### DATA SECTION ###

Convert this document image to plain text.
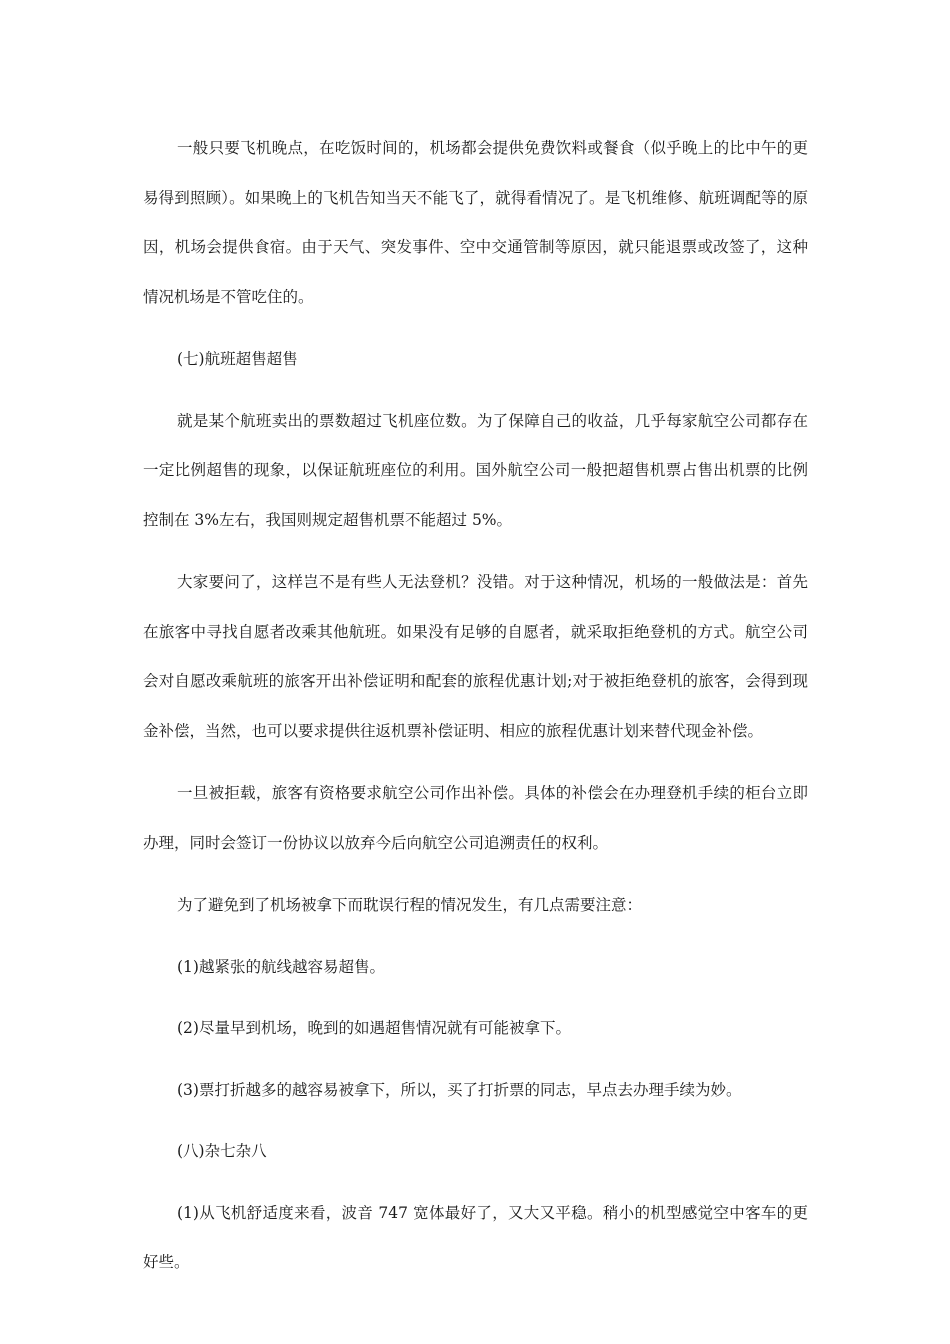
一般只要飞机晚点，在吃饭时间的，机场都会提供免费饮料或餐食（似乎晚上的比中午的更易得到照顾）。如果晚上的飞机告知当天不能飞了，就得看情况了。是飞机维修、航班调配等的原因，机场会提供食宿。由于天气、突发事件、空中交通管制等原因，就只能退票或改签了，这种情况机场是不管吃住的。

(七)航班超售超售

就是某个航班卖出的票数超过飞机座位数。为了保障自己的收益，几乎每家航空公司都存在一定比例超售的现象，以保证航班座位的利用。国外航空公司一般把超售机票占售出机票的比例控制在 3%左右，我国则规定超售机票不能超过 5%。

大家要问了，这样岂不是有些人无法登机？没错。对于这种情况，机场的一般做法是：首先在旅客中寻找自愿者改乘其他航班。如果没有足够的自愿者，就采取拒绝登机的方式。航空公司会对自愿改乘航班的旅客开出补偿证明和配套的旅程优惠计划;对于被拒绝登机的旅客，会得到现金补偿，当然，也可以要求提供往返机票补偿证明、相应的旅程优惠计划来替代现金补偿。

一旦被拒载，旅客有资格要求航空公司作出补偿。具体的补偿会在办理登机手续的柜台立即办理，同时会签订一份协议以放弃今后向航空公司追溯责任的权利。

为了避免到了机场被拿下而耽误行程的情况发生，有几点需要注意：

(1)越紧张的航线越容易超售。

(2)尽量早到机场，晚到的如遇超售情况就有可能被拿下。

(3)票打折越多的越容易被拿下，所以，买了打折票的同志，早点去办理手续为妙。

(八)杂七杂八

(1)从飞机舒适度来看，波音 747 宽体最好了，又大又平稳。稍小的机型感觉空中客车的更好些。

###

#### [SHORT PROBLEM]
All of the entries above should be duplicated exactly, except for the pictures.

#### [RESPONSE BELOW]
Convert this document image to plain text.
一般只要飞机晚点，在吃饭时间的，机场都会提供免费饮料或餐食（似乎晚上的比中午的更易得到照顾）。如果晚上的飞机告知当天不能飞了，就得看情况了。是飞机维修、航班调配等的原因，机场会提供食宿。由于天气、突发事件、空中交通管制等原因，就只能退票或改签了，这种情况机场是不管吃住的。

(七)航班超售超售

就是某个航班卖出的票数超过飞机座位数。为了保障自己的收益，几乎每家航空公司都存在一定比例超售的现象，以保证航班座位的利用。国外航空公司一般把超售机票占售出机票的比例控制在 3%左右，我国则规定超售机票不能超过 5%。

大家要问了，这样岂不是有些人无法登机？没错。对于这种情况，机场的一般做法是：首先在旅客中寻找自愿者改乘其他航班。如果没有足够的自愿者，就采取拒绝登机的方式。航空公司会对自愿改乘航班的旅客开出补偿证明和配套的旅程优惠计划;对于被拒绝登机的旅客，会得到现金补偿，当然，也可以要求提供往返机票补偿证明、相应的旅程优惠计划来替代现金补偿。

一旦被拒载，旅客有资格要求航空公司作出补偿。具体的补偿会在办理登机手续的柜台立即办理，同时会签订一份协议以放弃今后向航空公司追溯责任的权利。

为了避免到了机场被拿下而耽误行程的情况发生，有几点需要注意：

(1)越紧张的航线越容易超售。

(2)尽量早到机场，晚到的如遇超售情况就有可能被拿下。

(3)票打折越多的越容易被拿下，所以，买了打折票的同志，早点去办理手续为妙。

(八)杂七杂八

(1)从飞机舒适度来看，波音 747 宽体最好了，又大又平稳。稍小的机型感觉空中客车的更好些。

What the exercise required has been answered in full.